*STATED GOAL:* In the listing below, find every line with the string "quadratic" and pull it out.

*PROVIDED DATA:*
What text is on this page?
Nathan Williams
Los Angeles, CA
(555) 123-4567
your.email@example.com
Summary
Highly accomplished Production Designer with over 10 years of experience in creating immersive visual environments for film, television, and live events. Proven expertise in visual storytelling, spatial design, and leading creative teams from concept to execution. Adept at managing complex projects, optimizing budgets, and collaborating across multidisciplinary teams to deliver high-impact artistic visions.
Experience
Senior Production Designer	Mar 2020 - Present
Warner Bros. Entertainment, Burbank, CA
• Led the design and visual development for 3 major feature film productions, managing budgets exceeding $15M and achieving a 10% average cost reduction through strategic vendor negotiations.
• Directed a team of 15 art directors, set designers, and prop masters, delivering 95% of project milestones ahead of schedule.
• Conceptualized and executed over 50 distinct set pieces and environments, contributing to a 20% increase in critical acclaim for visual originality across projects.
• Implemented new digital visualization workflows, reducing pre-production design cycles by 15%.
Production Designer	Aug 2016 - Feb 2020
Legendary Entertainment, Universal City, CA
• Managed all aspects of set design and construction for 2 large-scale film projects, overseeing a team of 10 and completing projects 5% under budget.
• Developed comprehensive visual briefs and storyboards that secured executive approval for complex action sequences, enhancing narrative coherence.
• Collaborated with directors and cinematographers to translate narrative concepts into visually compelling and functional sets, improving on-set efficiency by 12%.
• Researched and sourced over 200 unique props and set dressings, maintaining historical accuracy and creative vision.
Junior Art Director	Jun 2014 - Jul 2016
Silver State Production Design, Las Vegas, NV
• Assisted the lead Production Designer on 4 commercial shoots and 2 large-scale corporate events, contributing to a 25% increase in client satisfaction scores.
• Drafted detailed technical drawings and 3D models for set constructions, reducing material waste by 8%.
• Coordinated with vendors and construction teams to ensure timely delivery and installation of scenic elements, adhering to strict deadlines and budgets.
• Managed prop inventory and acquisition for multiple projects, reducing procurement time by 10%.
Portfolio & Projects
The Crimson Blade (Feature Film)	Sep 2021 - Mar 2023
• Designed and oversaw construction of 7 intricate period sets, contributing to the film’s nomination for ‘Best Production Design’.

...

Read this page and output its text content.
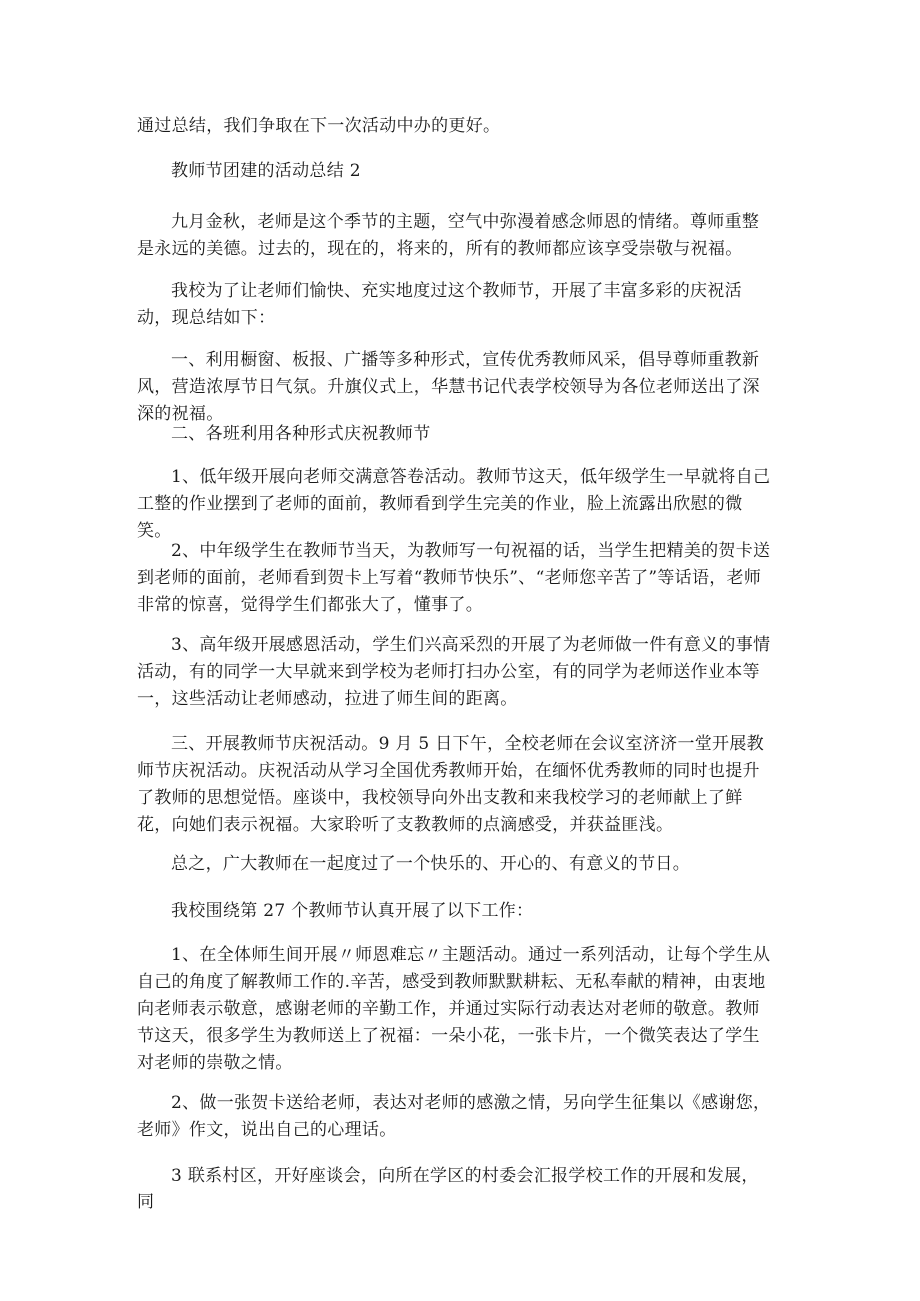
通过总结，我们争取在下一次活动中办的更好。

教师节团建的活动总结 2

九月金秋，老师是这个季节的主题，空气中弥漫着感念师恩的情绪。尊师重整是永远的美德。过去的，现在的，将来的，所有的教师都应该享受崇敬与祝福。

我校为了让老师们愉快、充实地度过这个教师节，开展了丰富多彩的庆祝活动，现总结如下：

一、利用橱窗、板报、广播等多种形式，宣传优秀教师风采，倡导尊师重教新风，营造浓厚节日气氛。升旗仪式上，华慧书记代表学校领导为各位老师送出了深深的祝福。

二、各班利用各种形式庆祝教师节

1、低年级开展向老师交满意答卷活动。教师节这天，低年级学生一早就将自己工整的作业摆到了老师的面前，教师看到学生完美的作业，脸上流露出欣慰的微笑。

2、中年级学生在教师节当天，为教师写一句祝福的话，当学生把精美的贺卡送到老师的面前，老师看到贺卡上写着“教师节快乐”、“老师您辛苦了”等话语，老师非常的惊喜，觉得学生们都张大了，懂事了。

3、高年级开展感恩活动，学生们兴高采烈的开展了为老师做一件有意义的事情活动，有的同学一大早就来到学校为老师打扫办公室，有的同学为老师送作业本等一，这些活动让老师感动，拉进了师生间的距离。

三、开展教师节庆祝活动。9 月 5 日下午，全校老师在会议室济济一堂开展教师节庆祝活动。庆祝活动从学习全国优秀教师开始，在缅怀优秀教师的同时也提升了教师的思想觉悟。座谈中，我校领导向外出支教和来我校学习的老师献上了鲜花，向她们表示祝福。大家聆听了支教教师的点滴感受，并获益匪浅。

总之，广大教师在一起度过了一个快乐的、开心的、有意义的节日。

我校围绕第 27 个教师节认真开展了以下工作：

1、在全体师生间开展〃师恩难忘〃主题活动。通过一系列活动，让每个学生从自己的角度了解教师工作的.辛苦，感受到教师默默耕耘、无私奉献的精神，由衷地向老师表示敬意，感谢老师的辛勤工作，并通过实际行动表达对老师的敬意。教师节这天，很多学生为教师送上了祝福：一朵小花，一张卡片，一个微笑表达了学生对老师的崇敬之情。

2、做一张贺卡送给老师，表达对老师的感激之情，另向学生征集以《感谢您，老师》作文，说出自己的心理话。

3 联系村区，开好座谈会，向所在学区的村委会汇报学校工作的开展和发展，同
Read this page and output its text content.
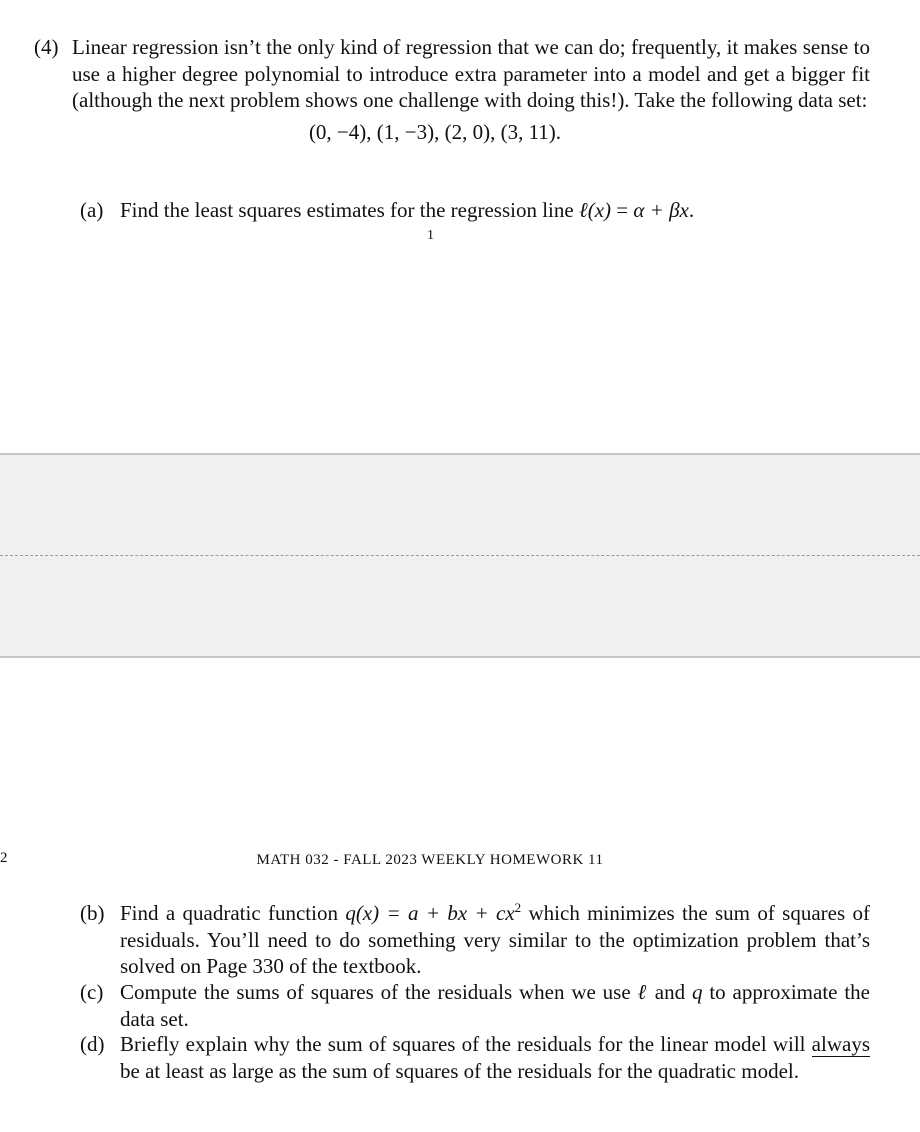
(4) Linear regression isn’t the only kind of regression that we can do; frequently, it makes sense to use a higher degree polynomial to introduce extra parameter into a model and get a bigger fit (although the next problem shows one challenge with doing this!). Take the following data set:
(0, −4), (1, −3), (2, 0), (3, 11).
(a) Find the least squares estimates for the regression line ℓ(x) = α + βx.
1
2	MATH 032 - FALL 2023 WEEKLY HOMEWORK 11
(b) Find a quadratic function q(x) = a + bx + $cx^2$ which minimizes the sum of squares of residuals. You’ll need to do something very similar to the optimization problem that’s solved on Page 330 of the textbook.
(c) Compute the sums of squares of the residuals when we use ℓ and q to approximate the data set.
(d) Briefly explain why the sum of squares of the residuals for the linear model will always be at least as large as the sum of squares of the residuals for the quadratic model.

*RESULT BELOW:*
(b) Find a quadratic function q(x) = a + bx + $cx^2$ which minimizes the sum of squares of residuals. You’ll need to do something very similar to the optimization problem that’s solved on Page 330 of the textbook.
(d) Briefly explain why the sum of squares of the residuals for the linear model will always be at least as large as the sum of squares of the residuals for the quadratic model.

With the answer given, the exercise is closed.